_GIVEN INSTRUCTION_. Copy out every line in which the string "experience" occurs.

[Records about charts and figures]
───

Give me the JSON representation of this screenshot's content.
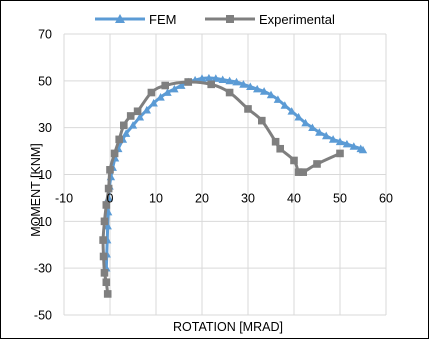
{
  "chart_data": {
    "type": "scatter",
    "title": "",
    "xlabel": "ROTATION [MRAD]",
    "ylabel": "MOMENT [KNM]",
    "xlim": [
      -10,
      60
    ],
    "ylim": [
      -50,
      70
    ],
    "x_ticks": [
      -10,
      0,
      10,
      20,
      30,
      40,
      50,
      60
    ],
    "y_ticks": [
      -50,
      -30,
      -10,
      10,
      30,
      50,
      70
    ],
    "x_tick_labels": [
      "-10",
      "0",
      "10",
      "20",
      "30",
      "40",
      "50",
      "60"
    ],
    "y_tick_labels": [
      "-50",
      "-30",
      "-10",
      "10",
      "30",
      "50",
      "70"
    ],
    "grid": true,
    "legend_position": "top",
    "series": [
      {
        "name": "FEM",
        "color": "#5b9bd5",
        "marker": "triangle",
        "points": [
          [
            -0.8,
            -30
          ],
          [
            -0.7,
            -24
          ],
          [
            -0.6,
            -18
          ],
          [
            -0.5,
            -12
          ],
          [
            -0.4,
            -6
          ],
          [
            -0.3,
            0
          ],
          [
            -0.1,
            5
          ],
          [
            0.2,
            9
          ],
          [
            0.6,
            13
          ],
          [
            1.1,
            17
          ],
          [
            1.8,
            21
          ],
          [
            2.8,
            25
          ],
          [
            3.5,
            27.5
          ],
          [
            5,
            31
          ],
          [
            6.5,
            34.5
          ],
          [
            8,
            37.5
          ],
          [
            9.5,
            40.5
          ],
          [
            11,
            43
          ],
          [
            12.5,
            45
          ],
          [
            14,
            46.5
          ],
          [
            15.5,
            48
          ],
          [
            17,
            49.5
          ],
          [
            18.5,
            50.3
          ],
          [
            20,
            51
          ],
          [
            21.5,
            51.2
          ],
          [
            23,
            51
          ],
          [
            24.5,
            50.5
          ],
          [
            26,
            50
          ],
          [
            27.5,
            49.5
          ],
          [
            29,
            48.5
          ],
          [
            30.5,
            47.5
          ],
          [
            32,
            46.5
          ],
          [
            33.5,
            45.5
          ],
          [
            35,
            44
          ],
          [
            36.5,
            42
          ],
          [
            38,
            39.5
          ],
          [
            39.5,
            37
          ],
          [
            41,
            34.5
          ],
          [
            42.5,
            32
          ],
          [
            44,
            30
          ],
          [
            45.5,
            28
          ],
          [
            47,
            26.5
          ],
          [
            48.5,
            25
          ],
          [
            50,
            24
          ],
          [
            51.5,
            23
          ],
          [
            53,
            22
          ],
          [
            54.5,
            21
          ],
          [
            55,
            20.5
          ]
        ]
      },
      {
        "name": "Experimental",
        "color": "#7f7f7f",
        "marker": "square",
        "points": [
          [
            -0.5,
            -41
          ],
          [
            -0.8,
            -36
          ],
          [
            -1.2,
            -32
          ],
          [
            -1.4,
            -25
          ],
          [
            -1.5,
            -18
          ],
          [
            -1.2,
            -10
          ],
          [
            -0.8,
            -3
          ],
          [
            -0.3,
            4
          ],
          [
            0,
            12
          ],
          [
            1,
            19
          ],
          [
            2,
            25
          ],
          [
            3,
            31
          ],
          [
            4.5,
            35
          ],
          [
            6,
            37
          ],
          [
            9,
            45
          ],
          [
            12,
            48
          ],
          [
            17,
            49.5
          ],
          [
            22,
            48.5
          ],
          [
            26,
            45
          ],
          [
            30,
            38
          ],
          [
            33,
            33
          ],
          [
            36,
            24
          ],
          [
            37,
            21
          ],
          [
            40,
            16
          ],
          [
            41,
            11
          ],
          [
            42,
            11
          ],
          [
            45,
            14.5
          ],
          [
            50,
            19
          ]
        ]
      }
    ]
  }
}
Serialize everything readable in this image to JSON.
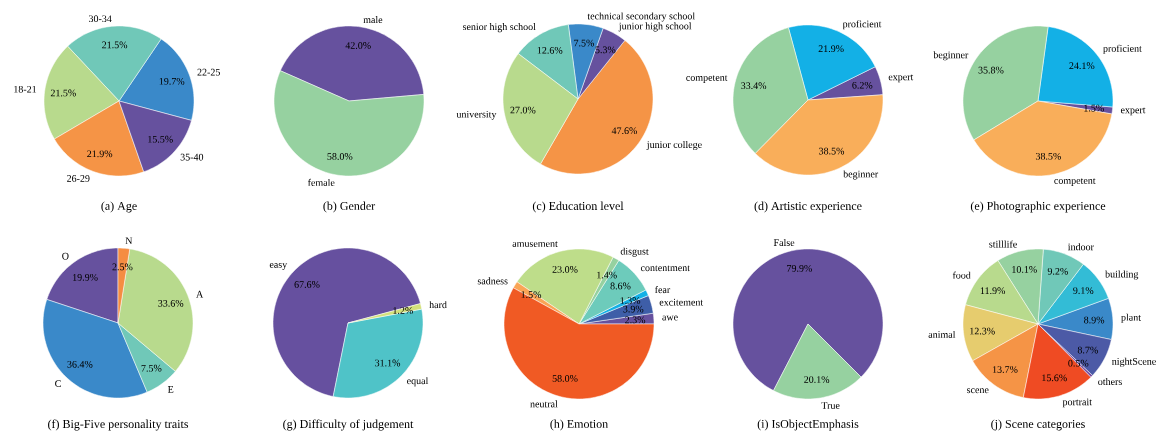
{
  "chart_data": [
    {
      "type": "pie",
      "title": "(a) Age",
      "categories": [
        "22-25",
        "30-34",
        "18-21",
        "26-29",
        "35-40"
      ],
      "values": [
        19.7,
        21.5,
        21.5,
        21.9,
        15.5
      ],
      "value_labels": [
        "19.7%",
        "21.5%",
        "21.5%",
        "21.9%",
        "15.5%"
      ],
      "colors": [
        "#3a89c9",
        "#70c8b8",
        "#b8da8d",
        "#f59446",
        "#66519e"
      ]
    },
    {
      "type": "pie",
      "title": "(b) Gender",
      "categories": [
        "male",
        "female"
      ],
      "values": [
        42.0,
        58.0
      ],
      "value_labels": [
        "42.0%",
        "58.0%"
      ],
      "colors": [
        "#66519e",
        "#96d1a0"
      ]
    },
    {
      "type": "pie",
      "title": "(c) Education level",
      "categories": [
        "junior college",
        "junior high school",
        "technical secondary school",
        "senior high school",
        "university"
      ],
      "values": [
        47.6,
        5.3,
        7.5,
        12.6,
        27.0
      ],
      "value_labels": [
        "47.6%",
        "5.3%",
        "7.5%",
        "12.6%",
        "27.0%"
      ],
      "colors": [
        "#f59446",
        "#66519e",
        "#3a89c9",
        "#70c8b8",
        "#b8da8d"
      ]
    },
    {
      "type": "pie",
      "title": "(d) Artistic experience",
      "categories": [
        "expert",
        "proficient",
        "competent",
        "beginner"
      ],
      "values": [
        6.2,
        21.9,
        33.4,
        38.5
      ],
      "value_labels": [
        "6.2%",
        "21.9%",
        "33.4%",
        "38.5%"
      ],
      "colors": [
        "#66519e",
        "#13b0e6",
        "#96d1a0",
        "#f9ae5a"
      ]
    },
    {
      "type": "pie",
      "title": "(e) Photographic experience",
      "categories": [
        "expert",
        "proficient",
        "beginner",
        "competent"
      ],
      "values": [
        1.5,
        24.1,
        35.8,
        38.5
      ],
      "value_labels": [
        "1.5%",
        "24.1%",
        "35.8%",
        "38.5%"
      ],
      "colors": [
        "#66519e",
        "#13b0e6",
        "#96d1a0",
        "#f9ae5a"
      ]
    },
    {
      "type": "pie",
      "title": "(f) Big-Five personality traits",
      "categories": [
        "O",
        "C",
        "E",
        "A",
        "N"
      ],
      "values": [
        19.9,
        36.4,
        7.5,
        33.6,
        2.5
      ],
      "value_labels": [
        "19.9%",
        "36.4%",
        "7.5%",
        "33.6%",
        "2.5%"
      ],
      "colors": [
        "#66519e",
        "#3a89c9",
        "#70c8b8",
        "#b8da8d",
        "#f58d42"
      ]
    },
    {
      "type": "pie",
      "title": "(g) Difficulty of judgement",
      "categories": [
        "easy",
        "equal",
        "hard"
      ],
      "values": [
        67.6,
        31.1,
        1.2
      ],
      "value_labels": [
        "67.6%",
        "31.1%",
        "1.2%"
      ],
      "colors": [
        "#66509f",
        "#4fc3c8",
        "#d3e07a"
      ]
    },
    {
      "type": "pie",
      "title": "(h) Emotion",
      "categories": [
        "awe",
        "excitement",
        "fear",
        "contentment",
        "disgust",
        "amusement",
        "sadness",
        "neutral"
      ],
      "values": [
        2.3,
        3.9,
        1.3,
        8.6,
        1.4,
        23.0,
        1.5,
        58.0
      ],
      "value_labels": [
        "2.3%",
        "3.9%",
        "1.3%",
        "8.6%",
        "1.4%",
        "23.0%",
        "1.5%",
        "58.0%"
      ],
      "colors": [
        "#66519e",
        "#3e5ea8",
        "#13b0e6",
        "#6dcbbb",
        "#96d1a0",
        "#bedd8a",
        "#f9a556",
        "#f05a24"
      ]
    },
    {
      "type": "pie",
      "title": "(i) IsObjectEmphasis",
      "categories": [
        "False",
        "True"
      ],
      "values": [
        79.9,
        20.1
      ],
      "value_labels": [
        "79.9%",
        "20.1%"
      ],
      "colors": [
        "#66519e",
        "#96d1a0"
      ]
    },
    {
      "type": "pie",
      "title": "(j) Scene categories",
      "categories": [
        "plant",
        "building",
        "indoor",
        "stilllife",
        "food",
        "animal",
        "scene",
        "portrait",
        "others",
        "nightScene"
      ],
      "values": [
        8.9,
        9.1,
        9.2,
        10.1,
        11.9,
        12.3,
        13.7,
        15.6,
        0.5,
        8.7
      ],
      "value_labels": [
        "8.9%",
        "9.1%",
        "9.2%",
        "10.1%",
        "11.9%",
        "12.3%",
        "13.7%",
        "15.6%",
        "0.5%",
        "8.7%"
      ],
      "colors": [
        "#3a89c9",
        "#33bcd6",
        "#70c8b8",
        "#96d1a0",
        "#b8da8d",
        "#e6cc6e",
        "#f59446",
        "#ef4b23",
        "#7a4fa0",
        "#4c5aa6"
      ]
    }
  ]
}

───

_EXPECTED ANSWER_.
      "title": "(d) Artistic experience",
      "title": "(e) Photographic experience",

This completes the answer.